## Task prompt
Take the records underneath and set them down exactly.

Data entries:
┌──
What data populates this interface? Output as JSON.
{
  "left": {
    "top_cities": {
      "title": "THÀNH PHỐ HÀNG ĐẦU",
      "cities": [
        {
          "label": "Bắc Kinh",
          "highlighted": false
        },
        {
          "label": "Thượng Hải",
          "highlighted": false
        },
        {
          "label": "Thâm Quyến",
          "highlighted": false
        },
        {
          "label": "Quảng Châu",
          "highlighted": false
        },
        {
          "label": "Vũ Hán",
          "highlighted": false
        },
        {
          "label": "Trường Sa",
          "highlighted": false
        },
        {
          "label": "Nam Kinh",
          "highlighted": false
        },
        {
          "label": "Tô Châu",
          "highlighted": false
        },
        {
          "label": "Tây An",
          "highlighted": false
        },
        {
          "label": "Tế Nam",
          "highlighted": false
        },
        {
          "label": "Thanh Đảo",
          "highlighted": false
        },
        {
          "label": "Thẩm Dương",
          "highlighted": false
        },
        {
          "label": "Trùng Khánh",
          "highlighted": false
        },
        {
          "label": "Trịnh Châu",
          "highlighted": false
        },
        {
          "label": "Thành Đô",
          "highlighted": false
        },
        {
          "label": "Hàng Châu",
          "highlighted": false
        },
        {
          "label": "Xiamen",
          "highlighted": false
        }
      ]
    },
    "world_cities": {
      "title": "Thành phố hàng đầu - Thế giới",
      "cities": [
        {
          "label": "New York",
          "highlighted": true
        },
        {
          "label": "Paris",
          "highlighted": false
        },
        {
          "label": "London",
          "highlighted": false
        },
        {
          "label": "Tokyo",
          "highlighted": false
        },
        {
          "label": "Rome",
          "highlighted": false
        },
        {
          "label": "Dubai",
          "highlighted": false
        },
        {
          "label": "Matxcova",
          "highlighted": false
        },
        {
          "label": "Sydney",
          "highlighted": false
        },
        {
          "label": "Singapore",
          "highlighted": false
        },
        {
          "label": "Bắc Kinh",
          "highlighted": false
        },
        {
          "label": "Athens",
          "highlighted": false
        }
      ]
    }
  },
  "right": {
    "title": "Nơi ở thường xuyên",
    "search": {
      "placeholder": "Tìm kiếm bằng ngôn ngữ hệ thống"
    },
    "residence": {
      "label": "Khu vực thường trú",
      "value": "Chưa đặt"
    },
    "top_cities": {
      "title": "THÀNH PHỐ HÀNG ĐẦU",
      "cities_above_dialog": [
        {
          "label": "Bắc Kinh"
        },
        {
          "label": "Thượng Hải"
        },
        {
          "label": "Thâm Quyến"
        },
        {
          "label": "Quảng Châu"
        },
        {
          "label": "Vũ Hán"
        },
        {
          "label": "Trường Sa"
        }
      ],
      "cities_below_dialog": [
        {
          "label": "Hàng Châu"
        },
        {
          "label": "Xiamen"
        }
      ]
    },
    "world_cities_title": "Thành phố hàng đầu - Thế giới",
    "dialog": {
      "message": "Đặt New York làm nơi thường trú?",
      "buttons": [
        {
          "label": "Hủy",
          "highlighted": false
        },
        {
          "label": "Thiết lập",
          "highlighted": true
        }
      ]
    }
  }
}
└──
## Answer in full
What data populates this interface? Output as JSON.
{
  "left": {
    "top_cities": {
      "title": "THÀNH PHỐ HÀNG ĐẦU",
      "cities": [
        {
          "label": "Bắc Kinh",
          "highlighted": false
        },
        {
          "label": "Thượng Hải",
          "highlighted": false
        },
        {
          "label": "Thâm Quyến",
          "highlighted": false
        },
        {
          "label": "Quảng Châu",
          "highlighted": false
        },
        {
          "label": "Vũ Hán",
          "highlighted": false
        },
        {
          "label": "Trường Sa",
          "highlighted": false
        },
        {
          "label": "Nam Kinh",
          "highlighted": false
        },
        {
          "label": "Tô Châu",
          "highlighted": false
        },
        {
          "label": "Tây An",
          "highlighted": false
        },
        {
          "label": "Tế Nam",
          "highlighted": false
        },
        {
          "label": "Thanh Đảo",
          "highlighted": false
        },
        {
          "label": "Thẩm Dương",
          "highlighted": false
        },
        {
          "label": "Trùng Khánh",
          "highlighted": false
        },
        {
          "label": "Trịnh Châu",
          "highlighted": false
        },
        {
          "label": "Thành Đô",
          "highlighted": false
        },
        {
          "label": "Hàng Châu",
          "highlighted": false
        },
        {
          "label": "Xiamen",
          "highlighted": false
        }
      ]
    },
    "world_cities": {
      "title": "Thành phố hàng đầu - Thế giới",
      "cities": [
        {
          "label": "New York",
          "highlighted": true
        },
        {
          "label": "Paris",
          "highlighted": false
        },
        {
          "label": "London",
          "highlighted": false
        },
        {
          "label": "Tokyo",
          "highlighted": false
        },
        {
          "label": "Rome",
          "highlighted": false
        },
        {
          "label": "Dubai",
          "highlighted": false
        },
        {
          "label": "Matxcova",
          "highlighted": false
        },
        {
          "label": "Sydney",
          "highlighted": false
        },
        {
          "label": "Singapore",
          "highlighted": false
        },
        {
          "label": "Bắc Kinh",
          "highlighted": false
        },
        {
          "label": "Athens",
          "highlighted": false
        }
      ]
    }
  },
  "right": {
    "title": "Nơi ở thường xuyên",
    "search": {
      "placeholder": "Tìm kiếm bằng ngôn ngữ hệ thống"
    },
    "residence": {
      "label": "Khu vực thường trú",
      "value": "Chưa đặt"
    },
    "top_cities": {
      "title": "THÀNH PHỐ HÀNG ĐẦU",
      "cities_above_dialog": [
        {
          "label": "Bắc Kinh"
        },
        {
          "label": "Thượng Hải"
        },
        {
          "label": "Thâm Quyến"
        },
        {
          "label": "Quảng Châu"
        },
        {
          "label": "Vũ Hán"
        },
        {
          "label": "Trường Sa"
        }
      ],
      "cities_below_dialog": [
        {
          "label": "Hàng Châu"
        },
        {
          "label": "Xiamen"
        }
      ]
    },
    "world_cities_title": "Thành phố hàng đầu - Thế giới",
    "dialog": {
      "message": "Đặt New York làm nơi thường trú?",
      "buttons": [
        {
          "label": "Hủy",
          "highlighted": false
        },
        {
          "label": "Thiết lập",
          "highlighted": true
        }
      ]
    }
  }
}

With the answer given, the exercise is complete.